§ Task material
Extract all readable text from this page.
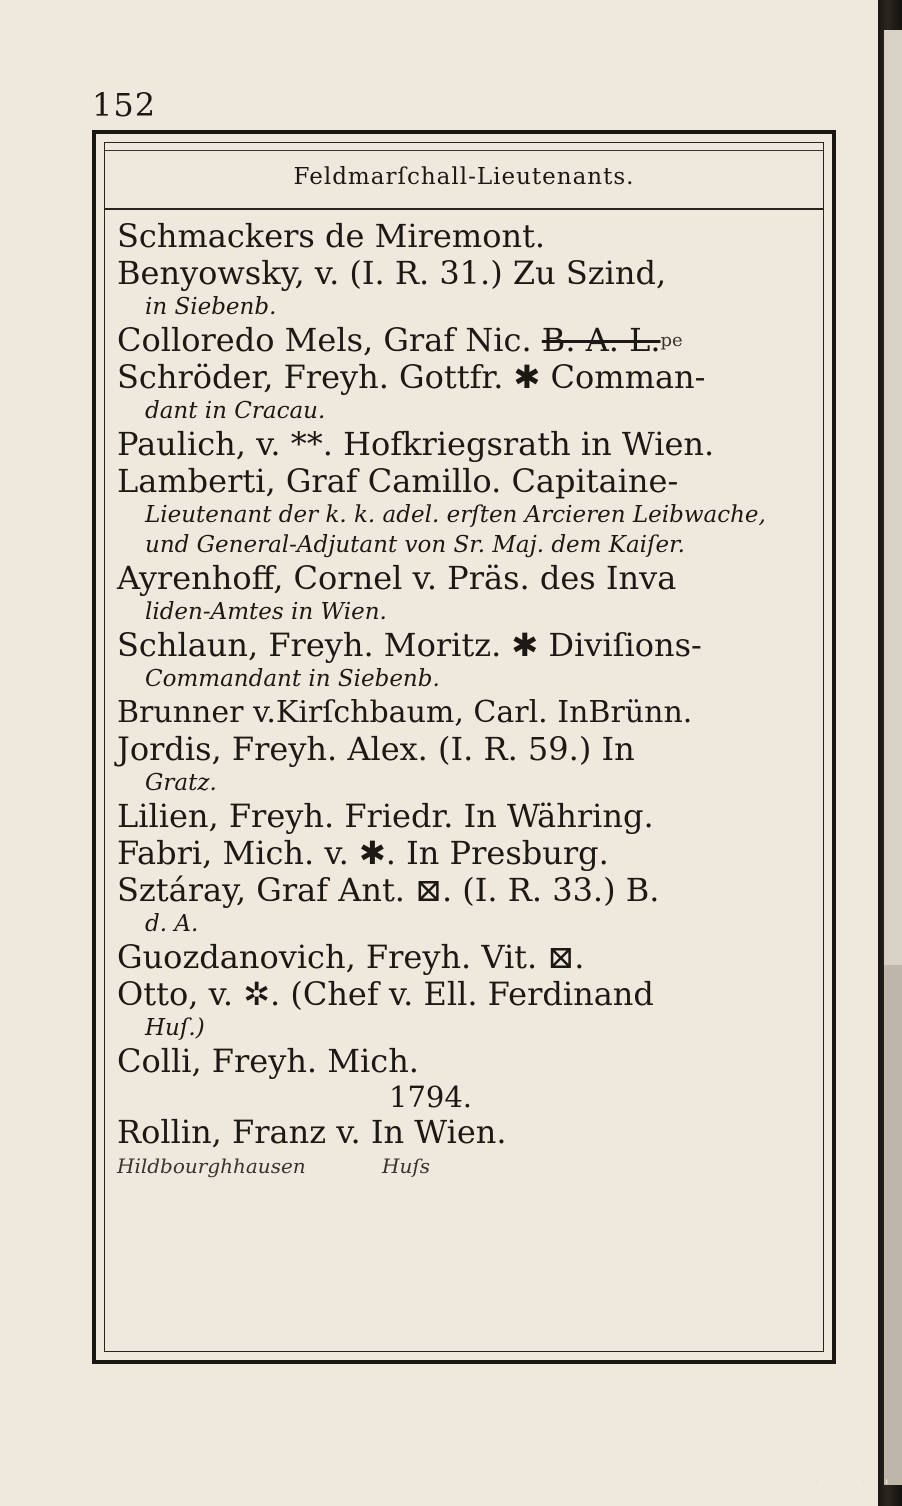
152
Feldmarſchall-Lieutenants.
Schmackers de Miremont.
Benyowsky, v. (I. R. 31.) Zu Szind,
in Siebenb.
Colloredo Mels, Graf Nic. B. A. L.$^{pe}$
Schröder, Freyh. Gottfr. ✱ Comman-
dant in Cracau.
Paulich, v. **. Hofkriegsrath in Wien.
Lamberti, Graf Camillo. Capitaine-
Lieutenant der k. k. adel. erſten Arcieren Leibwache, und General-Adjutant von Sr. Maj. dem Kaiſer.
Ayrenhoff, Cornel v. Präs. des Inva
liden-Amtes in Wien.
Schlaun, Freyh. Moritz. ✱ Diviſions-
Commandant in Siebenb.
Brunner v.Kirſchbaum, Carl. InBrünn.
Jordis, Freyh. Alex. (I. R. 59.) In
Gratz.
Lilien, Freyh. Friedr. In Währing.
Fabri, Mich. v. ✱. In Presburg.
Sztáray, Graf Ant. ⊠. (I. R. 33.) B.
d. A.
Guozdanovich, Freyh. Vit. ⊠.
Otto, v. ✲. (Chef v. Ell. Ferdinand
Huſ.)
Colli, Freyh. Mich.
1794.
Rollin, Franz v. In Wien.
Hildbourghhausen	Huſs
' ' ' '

§ Requirement
Reproduce the full material exactly, excluding the pictures.

§ The solution
Extract all readable text from this page.
152
Feldmarſchall-Lieutenants.
Schmackers de Miremont.
Benyowsky, v. (I. R. 31.) Zu Szind,
in Siebenb.
Colloredo Mels, Graf Nic. B. A. L.$^{pe}$
Schröder, Freyh. Gottfr. ✱ Comman-
dant in Cracau.
Paulich, v. **. Hofkriegsrath in Wien.
Lamberti, Graf Camillo. Capitaine-
Lieutenant der k. k. adel. erſten Arcieren Leibwache, und General-Adjutant von Sr. Maj. dem Kaiſer.
Ayrenhoff, Cornel v. Präs. des Inva
liden-Amtes in Wien.
Schlaun, Freyh. Moritz. ✱ Diviſions-
Commandant in Siebenb.
Brunner v.Kirſchbaum, Carl. InBrünn.
Jordis, Freyh. Alex. (I. R. 59.) In
Gratz.
Lilien, Freyh. Friedr. In Währing.
Fabri, Mich. v. ✱. In Presburg.
Sztáray, Graf Ant. ⊠. (I. R. 33.) B.
d. A.
Guozdanovich, Freyh. Vit. ⊠.
Otto, v. ✲. (Chef v. Ell. Ferdinand
Huſ.)
Colli, Freyh. Mich.
1794.
Rollin, Franz v. In Wien.
Hildbourghhausen	Huſs
' ' ' '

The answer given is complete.